# What is needed
Copy every line of the data that includes the string "label".

Records from a collection of figures:
======

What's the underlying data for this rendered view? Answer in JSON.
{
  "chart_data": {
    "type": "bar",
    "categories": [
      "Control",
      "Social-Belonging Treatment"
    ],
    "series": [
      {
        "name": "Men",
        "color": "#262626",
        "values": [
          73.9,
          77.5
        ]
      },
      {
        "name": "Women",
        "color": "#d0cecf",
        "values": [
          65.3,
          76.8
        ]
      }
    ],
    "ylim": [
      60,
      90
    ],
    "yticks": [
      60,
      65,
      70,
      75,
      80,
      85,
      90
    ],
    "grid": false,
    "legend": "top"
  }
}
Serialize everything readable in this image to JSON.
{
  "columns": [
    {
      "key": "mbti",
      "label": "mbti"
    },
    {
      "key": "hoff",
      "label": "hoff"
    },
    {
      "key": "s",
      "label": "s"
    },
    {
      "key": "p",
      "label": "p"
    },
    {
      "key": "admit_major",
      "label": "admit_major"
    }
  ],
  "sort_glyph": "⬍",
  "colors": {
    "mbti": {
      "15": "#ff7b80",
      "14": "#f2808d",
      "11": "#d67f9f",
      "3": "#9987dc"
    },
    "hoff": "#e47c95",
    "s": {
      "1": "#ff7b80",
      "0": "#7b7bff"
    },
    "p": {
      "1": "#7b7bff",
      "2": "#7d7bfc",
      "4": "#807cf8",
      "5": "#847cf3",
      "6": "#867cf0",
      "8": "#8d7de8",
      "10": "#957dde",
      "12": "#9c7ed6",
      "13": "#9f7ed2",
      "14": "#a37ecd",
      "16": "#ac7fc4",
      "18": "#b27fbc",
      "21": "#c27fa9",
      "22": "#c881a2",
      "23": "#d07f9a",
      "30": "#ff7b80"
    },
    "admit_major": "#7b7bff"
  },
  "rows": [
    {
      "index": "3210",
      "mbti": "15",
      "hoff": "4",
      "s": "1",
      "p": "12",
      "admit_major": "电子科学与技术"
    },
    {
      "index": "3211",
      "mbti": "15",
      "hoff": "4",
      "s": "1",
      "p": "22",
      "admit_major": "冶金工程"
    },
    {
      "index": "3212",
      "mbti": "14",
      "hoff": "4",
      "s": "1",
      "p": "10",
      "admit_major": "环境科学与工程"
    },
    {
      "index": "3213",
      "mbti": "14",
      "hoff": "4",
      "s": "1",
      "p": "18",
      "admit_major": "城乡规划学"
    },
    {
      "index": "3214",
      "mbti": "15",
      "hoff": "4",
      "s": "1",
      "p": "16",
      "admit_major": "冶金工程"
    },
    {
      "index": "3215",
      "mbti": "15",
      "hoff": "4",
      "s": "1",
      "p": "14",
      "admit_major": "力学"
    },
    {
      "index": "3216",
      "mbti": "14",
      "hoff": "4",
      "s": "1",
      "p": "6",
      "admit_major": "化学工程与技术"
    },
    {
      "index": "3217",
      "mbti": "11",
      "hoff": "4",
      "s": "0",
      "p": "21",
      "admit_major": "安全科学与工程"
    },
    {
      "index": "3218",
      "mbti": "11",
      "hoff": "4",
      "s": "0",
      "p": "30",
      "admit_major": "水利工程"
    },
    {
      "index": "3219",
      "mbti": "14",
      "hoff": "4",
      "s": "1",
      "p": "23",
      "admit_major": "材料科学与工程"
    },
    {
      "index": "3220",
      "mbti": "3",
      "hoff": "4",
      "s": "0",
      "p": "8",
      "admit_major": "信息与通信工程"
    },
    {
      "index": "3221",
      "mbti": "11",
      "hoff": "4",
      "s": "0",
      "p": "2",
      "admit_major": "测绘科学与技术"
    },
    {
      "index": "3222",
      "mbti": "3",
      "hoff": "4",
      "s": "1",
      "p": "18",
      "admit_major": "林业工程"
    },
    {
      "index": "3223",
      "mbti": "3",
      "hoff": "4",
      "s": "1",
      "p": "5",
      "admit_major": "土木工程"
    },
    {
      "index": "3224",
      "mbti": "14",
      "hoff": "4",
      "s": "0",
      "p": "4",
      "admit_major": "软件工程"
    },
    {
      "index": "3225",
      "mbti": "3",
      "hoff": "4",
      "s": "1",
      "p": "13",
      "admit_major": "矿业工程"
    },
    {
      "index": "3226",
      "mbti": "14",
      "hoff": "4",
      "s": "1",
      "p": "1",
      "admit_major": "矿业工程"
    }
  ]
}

======

# Response to this exercise
      "label": "mbti"
      "label": "hoff"
      "label": "s"
      "label": "p"
      "label": "admit_major"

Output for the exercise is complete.